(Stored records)
────────────────

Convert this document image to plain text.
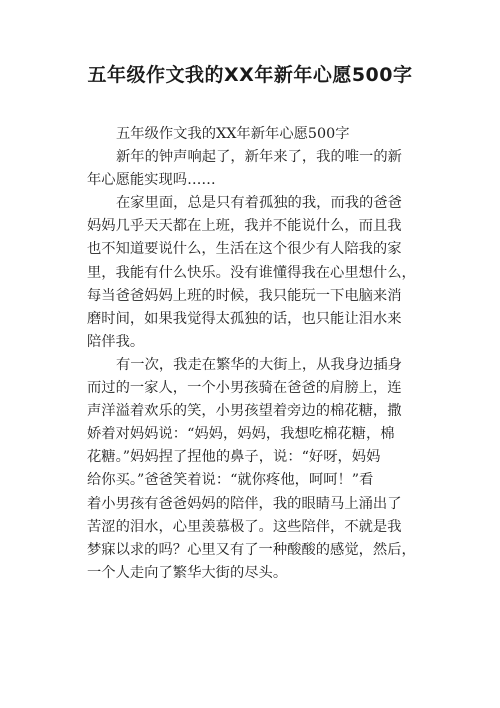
五年级作文我的XX年新年心愿500字
五年级作文我的XX年新年心愿500字
新年的钟声响起了，新年来了，我的唯一的新
年心愿能实现吗……
在家里面，总是只有着孤独的我，而我的爸爸
妈妈几乎天天都在上班，我并不能说什么，而且我
也不知道要说什么，生活在这个很少有人陪我的家
里，我能有什么快乐。没有谁懂得我在心里想什么，
每当爸爸妈妈上班的时候，我只能玩一下电脑来消
磨时间，如果我觉得太孤独的话，也只能让泪水来
陪伴我。
有一次，我走在繁华的大街上，从我身边插身
而过的一家人，一个小男孩骑在爸爸的肩膀上，连
声洋溢着欢乐的笑，小男孩望着旁边的棉花糖，撒
娇着对妈妈说：“妈妈，妈妈，我想吃棉花糖，棉
花糖。”妈妈捏了捏他的鼻子，说：“好呀，妈妈
给你买。”爸爸笑着说：“就你疼他，呵呵！”看
着小男孩有爸爸妈妈的陪伴，我的眼睛马上涌出了
苦涩的泪水，心里羡慕极了。这些陪伴，不就是我
梦寐以求的吗？心里又有了一种酸酸的感觉，然后，
一个人走向了繁华大街的尽头。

────────────────

**WHAT THE TASK ASKS**
Leave every image out, and retype the material exactly.

**OUTPUT BELOW**
Convert this document image to plain text.
五年级作文我的XX年新年心愿500字
五年级作文我的XX年新年心愿500字
新年的钟声响起了，新年来了，我的唯一的新
年心愿能实现吗……
在家里面，总是只有着孤独的我，而我的爸爸
妈妈几乎天天都在上班，我并不能说什么，而且我
也不知道要说什么，生活在这个很少有人陪我的家
里，我能有什么快乐。没有谁懂得我在心里想什么，
每当爸爸妈妈上班的时候，我只能玩一下电脑来消
磨时间，如果我觉得太孤独的话，也只能让泪水来
陪伴我。
有一次，我走在繁华的大街上，从我身边插身
而过的一家人，一个小男孩骑在爸爸的肩膀上，连
声洋溢着欢乐的笑，小男孩望着旁边的棉花糖，撒
娇着对妈妈说：“妈妈，妈妈，我想吃棉花糖，棉
花糖。”妈妈捏了捏他的鼻子，说：“好呀，妈妈
给你买。”爸爸笑着说：“就你疼他，呵呵！”看
着小男孩有爸爸妈妈的陪伴，我的眼睛马上涌出了
苦涩的泪水，心里羡慕极了。这些陪伴，不就是我
梦寐以求的吗？心里又有了一种酸酸的感觉，然后，
一个人走向了繁华大街的尽头。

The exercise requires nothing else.